What Makes a Portfolio Overconcentrated Under FINRA Rules?

Overconcentration occurs when too large a share of a client’s investable assets is allocated to a single security, a narrow group of securities, or a specific sector or asset class. The result is a portfolio whose performance depends heavily on one outcome rather than being spread across a range of independent risk factors.

Prudent investment principles require diversification across asset types, such as equities and fixed income, and diversification within asset types, including foreign and domestic holdings as well as different market capitalizations. When a broker ignores those principles and channels a client’s portfolio into a narrow band of correlated investments, the account carries a level of risk that may far exceed what the client’s profile supports.

There is no single percentage that triggers an overconcentration claim. 

A 30% allocation to one sector might be appropriate for an aggressive growth investor with a long time horizon. That same allocation might be reckless for a retiree who depends on the portfolio for income and principal preservation. The evaluation always turns on the relationship between the concentration and the client’s documented profile.

broker screen showing over-concentration in stocks

What Counts as Real Diversification?

If correlated holdings create false diversification, what does genuine diversification actually look like? The principle is straightforward: a properly diversified portfolio spreads risk across investments that respond differently to the same economic conditions.

That means diversification across multiple dimensions, not just one.

  • Across asset classes. A mix of equities, fixed income, and cash equivalents so that a decline in stocks does not drag the entire portfolio down with it.
  • Across sectors. Equity holdings spread among industries like technology, healthcare, consumer staples, and financials rather than concentrated in a single sector that rises and falls on one economic driver.
  • Across geographies. Exposure to both domestic and international markets so that a downturn in one region does not dictate the portfolio’s entire performance.
  • Across time horizons and liquidity profiles. A blend of liquid, readily accessible holdings alongside longer-term positions, matched to the client’s actual income needs and withdrawal timeline.

The appropriate mix varies by client. Diversification should match the client’s goals, risk tolerance, and time horizon, and a concentrated strategy may be unsuitable if it does not fit that profile.

Why Ten Stocks Can Still Be One Concentrated Bet

This is where many overconcentration cases become more nuanced than they first appear, and where brokerage firms mount their strongest defense.

Data listing:
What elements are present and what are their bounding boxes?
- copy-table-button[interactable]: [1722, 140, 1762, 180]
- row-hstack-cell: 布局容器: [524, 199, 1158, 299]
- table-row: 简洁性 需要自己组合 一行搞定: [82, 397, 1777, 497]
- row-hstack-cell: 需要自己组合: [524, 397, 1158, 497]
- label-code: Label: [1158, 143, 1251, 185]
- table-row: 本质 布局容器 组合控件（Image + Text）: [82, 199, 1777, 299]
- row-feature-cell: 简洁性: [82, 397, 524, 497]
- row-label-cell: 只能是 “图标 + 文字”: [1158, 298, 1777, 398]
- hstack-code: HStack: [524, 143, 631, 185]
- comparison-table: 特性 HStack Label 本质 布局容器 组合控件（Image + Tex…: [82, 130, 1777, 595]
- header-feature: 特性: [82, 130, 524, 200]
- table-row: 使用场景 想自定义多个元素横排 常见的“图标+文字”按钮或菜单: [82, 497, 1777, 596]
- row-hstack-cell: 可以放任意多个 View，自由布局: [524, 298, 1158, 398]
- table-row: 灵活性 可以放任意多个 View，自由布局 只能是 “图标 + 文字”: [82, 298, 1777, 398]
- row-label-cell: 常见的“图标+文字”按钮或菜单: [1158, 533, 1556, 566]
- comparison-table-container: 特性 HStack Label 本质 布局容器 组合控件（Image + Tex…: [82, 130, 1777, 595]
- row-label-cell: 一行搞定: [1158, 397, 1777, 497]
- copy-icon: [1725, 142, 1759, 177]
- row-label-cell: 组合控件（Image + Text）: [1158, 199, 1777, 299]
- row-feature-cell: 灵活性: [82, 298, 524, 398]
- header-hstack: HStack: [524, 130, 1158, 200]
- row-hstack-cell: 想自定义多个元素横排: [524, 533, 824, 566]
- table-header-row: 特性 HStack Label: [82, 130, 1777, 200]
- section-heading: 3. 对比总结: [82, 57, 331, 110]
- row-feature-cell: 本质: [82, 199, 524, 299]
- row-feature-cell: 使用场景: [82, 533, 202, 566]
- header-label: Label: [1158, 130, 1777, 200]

Stated task 1:
Summarize the text on portfolio overconcentration in two sentences.
Stated task 2:
According to the text on portfolio overconcentration, what kind of investor might a 30% allocation to one sector suit?

Full output 1:
Overconcentration occurs when too large a share of a client's investable assets is allocated to a single security, a narrow group of securities, or a specific sector or asset class, and no single percentage triggers a claim because the evaluation turns on how the concentration relates to the client's documented profile. Genuine diversification spreads risk across asset classes, sectors, geographies, and time horizons and liquidity profiles, with the mix matched to the client's goals, risk tolerance, and time horizon.

Full output 2:
An aggressive growth investor with a long time horizon.